Entries with figure data:
----
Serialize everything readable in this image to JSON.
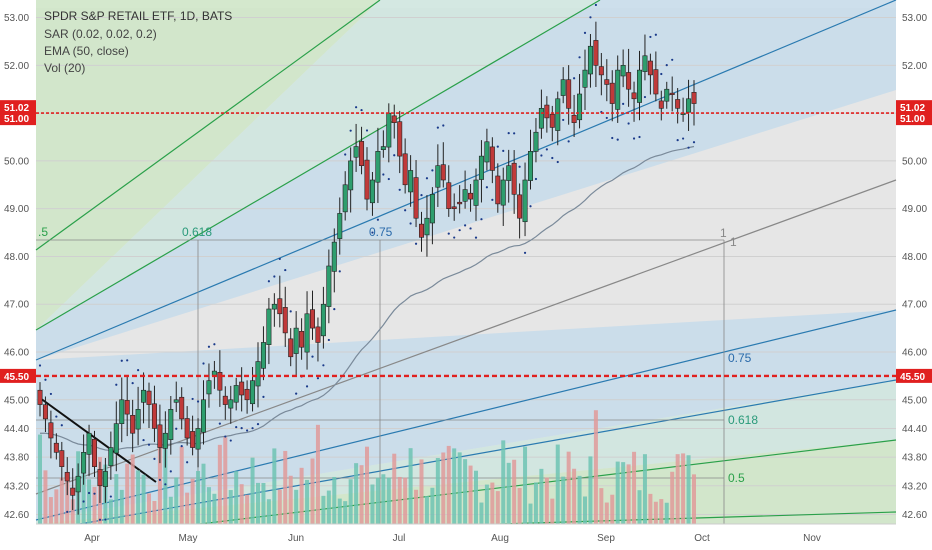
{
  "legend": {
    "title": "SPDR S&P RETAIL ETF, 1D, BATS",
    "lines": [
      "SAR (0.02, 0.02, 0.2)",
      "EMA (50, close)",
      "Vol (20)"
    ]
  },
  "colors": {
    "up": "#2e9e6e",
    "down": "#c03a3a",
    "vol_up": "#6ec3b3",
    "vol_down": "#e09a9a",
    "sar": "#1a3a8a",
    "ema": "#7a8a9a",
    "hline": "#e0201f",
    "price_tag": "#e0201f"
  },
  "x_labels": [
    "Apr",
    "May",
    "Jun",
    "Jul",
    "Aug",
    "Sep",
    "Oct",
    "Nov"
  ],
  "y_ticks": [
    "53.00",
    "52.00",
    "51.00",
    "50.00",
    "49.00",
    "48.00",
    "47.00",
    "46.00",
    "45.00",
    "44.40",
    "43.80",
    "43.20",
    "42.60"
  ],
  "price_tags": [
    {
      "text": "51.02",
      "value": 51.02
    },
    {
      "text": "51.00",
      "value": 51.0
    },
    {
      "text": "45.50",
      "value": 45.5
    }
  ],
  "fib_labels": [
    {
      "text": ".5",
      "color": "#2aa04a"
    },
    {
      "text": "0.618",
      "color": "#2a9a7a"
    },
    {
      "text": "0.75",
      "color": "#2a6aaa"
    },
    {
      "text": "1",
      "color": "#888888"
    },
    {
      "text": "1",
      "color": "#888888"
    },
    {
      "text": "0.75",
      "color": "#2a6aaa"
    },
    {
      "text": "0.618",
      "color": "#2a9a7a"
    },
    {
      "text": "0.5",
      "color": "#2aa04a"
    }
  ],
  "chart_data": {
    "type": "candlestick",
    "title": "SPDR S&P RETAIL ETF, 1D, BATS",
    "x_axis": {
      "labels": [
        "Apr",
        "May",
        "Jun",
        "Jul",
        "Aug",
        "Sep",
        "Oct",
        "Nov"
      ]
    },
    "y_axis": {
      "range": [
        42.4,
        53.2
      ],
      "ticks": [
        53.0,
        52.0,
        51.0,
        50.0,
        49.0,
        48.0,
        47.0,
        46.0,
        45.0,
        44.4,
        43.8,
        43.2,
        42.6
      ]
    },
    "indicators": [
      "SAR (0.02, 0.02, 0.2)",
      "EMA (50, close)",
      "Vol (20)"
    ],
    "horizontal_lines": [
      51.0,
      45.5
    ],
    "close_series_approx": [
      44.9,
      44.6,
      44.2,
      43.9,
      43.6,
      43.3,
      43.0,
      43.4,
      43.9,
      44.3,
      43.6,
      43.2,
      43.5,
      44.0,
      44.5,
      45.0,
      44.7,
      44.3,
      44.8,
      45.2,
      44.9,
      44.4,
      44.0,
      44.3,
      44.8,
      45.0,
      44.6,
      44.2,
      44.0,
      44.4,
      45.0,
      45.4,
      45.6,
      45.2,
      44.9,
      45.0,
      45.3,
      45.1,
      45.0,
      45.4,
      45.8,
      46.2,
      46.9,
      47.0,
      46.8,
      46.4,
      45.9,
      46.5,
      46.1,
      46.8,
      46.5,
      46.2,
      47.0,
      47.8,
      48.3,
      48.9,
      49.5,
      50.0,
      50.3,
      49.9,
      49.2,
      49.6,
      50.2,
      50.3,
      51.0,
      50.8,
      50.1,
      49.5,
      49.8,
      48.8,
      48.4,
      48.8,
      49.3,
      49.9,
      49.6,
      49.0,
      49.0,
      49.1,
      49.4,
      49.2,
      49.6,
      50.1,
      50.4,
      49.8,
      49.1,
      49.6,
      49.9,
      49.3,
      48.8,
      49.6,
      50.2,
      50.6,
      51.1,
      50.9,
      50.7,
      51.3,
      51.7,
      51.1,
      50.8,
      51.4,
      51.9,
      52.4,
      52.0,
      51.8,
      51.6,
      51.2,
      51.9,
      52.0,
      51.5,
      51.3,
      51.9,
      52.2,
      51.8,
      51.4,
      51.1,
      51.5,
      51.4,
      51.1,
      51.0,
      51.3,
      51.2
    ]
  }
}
----
Given request: Transcribe the records above exactly as they appear, leaving out any pictures.

Worked solution:
Serialize everything readable in this image to JSON.
{
  "legend": {
    "title": "SPDR S&P RETAIL ETF, 1D, BATS",
    "lines": [
      "SAR (0.02, 0.02, 0.2)",
      "EMA (50, close)",
      "Vol (20)"
    ]
  },
  "colors": {
    "up": "#2e9e6e",
    "down": "#c03a3a",
    "vol_up": "#6ec3b3",
    "vol_down": "#e09a9a",
    "sar": "#1a3a8a",
    "ema": "#7a8a9a",
    "hline": "#e0201f",
    "price_tag": "#e0201f"
  },
  "x_labels": [
    "Apr",
    "May",
    "Jun",
    "Jul",
    "Aug",
    "Sep",
    "Oct",
    "Nov"
  ],
  "y_ticks": [
    "53.00",
    "52.00",
    "51.00",
    "50.00",
    "49.00",
    "48.00",
    "47.00",
    "46.00",
    "45.00",
    "44.40",
    "43.80",
    "43.20",
    "42.60"
  ],
  "price_tags": [
    {
      "text": "51.02",
      "value": 51.02
    },
    {
      "text": "51.00",
      "value": 51.0
    },
    {
      "text": "45.50",
      "value": 45.5
    }
  ],
  "fib_labels": [
    {
      "text": ".5",
      "color": "#2aa04a"
    },
    {
      "text": "0.618",
      "color": "#2a9a7a"
    },
    {
      "text": "0.75",
      "color": "#2a6aaa"
    },
    {
      "text": "1",
      "color": "#888888"
    },
    {
      "text": "1",
      "color": "#888888"
    },
    {
      "text": "0.75",
      "color": "#2a6aaa"
    },
    {
      "text": "0.618",
      "color": "#2a9a7a"
    },
    {
      "text": "0.5",
      "color": "#2aa04a"
    }
  ],
  "chart_data": {
    "type": "candlestick",
    "title": "SPDR S&P RETAIL ETF, 1D, BATS",
    "x_axis": {
      "labels": [
        "Apr",
        "May",
        "Jun",
        "Jul",
        "Aug",
        "Sep",
        "Oct",
        "Nov"
      ]
    },
    "y_axis": {
      "range": [
        42.4,
        53.2
      ],
      "ticks": [
        53.0,
        52.0,
        51.0,
        50.0,
        49.0,
        48.0,
        47.0,
        46.0,
        45.0,
        44.4,
        43.8,
        43.2,
        42.6
      ]
    },
    "indicators": [
      "SAR (0.02, 0.02, 0.2)",
      "EMA (50, close)",
      "Vol (20)"
    ],
    "horizontal_lines": [
      51.0,
      45.5
    ],
    "close_series_approx": [
      44.9,
      44.6,
      44.2,
      43.9,
      43.6,
      43.3,
      43.0,
      43.4,
      43.9,
      44.3,
      43.6,
      43.2,
      43.5,
      44.0,
      44.5,
      45.0,
      44.7,
      44.3,
      44.8,
      45.2,
      44.9,
      44.4,
      44.0,
      44.3,
      44.8,
      45.0,
      44.6,
      44.2,
      44.0,
      44.4,
      45.0,
      45.4,
      45.6,
      45.2,
      44.9,
      45.0,
      45.3,
      45.1,
      45.0,
      45.4,
      45.8,
      46.2,
      46.9,
      47.0,
      46.8,
      46.4,
      45.9,
      46.5,
      46.1,
      46.8,
      46.5,
      46.2,
      47.0,
      47.8,
      48.3,
      48.9,
      49.5,
      50.0,
      50.3,
      49.9,
      49.2,
      49.6,
      50.2,
      50.3,
      51.0,
      50.8,
      50.1,
      49.5,
      49.8,
      48.8,
      48.4,
      48.8,
      49.3,
      49.9,
      49.6,
      49.0,
      49.0,
      49.1,
      49.4,
      49.2,
      49.6,
      50.1,
      50.4,
      49.8,
      49.1,
      49.6,
      49.9,
      49.3,
      48.8,
      49.6,
      50.2,
      50.6,
      51.1,
      50.9,
      50.7,
      51.3,
      51.7,
      51.1,
      50.8,
      51.4,
      51.9,
      52.4,
      52.0,
      51.8,
      51.6,
      51.2,
      51.9,
      52.0,
      51.5,
      51.3,
      51.9,
      52.2,
      51.8,
      51.4,
      51.1,
      51.5,
      51.4,
      51.1,
      51.0,
      51.3,
      51.2
    ]
  }
}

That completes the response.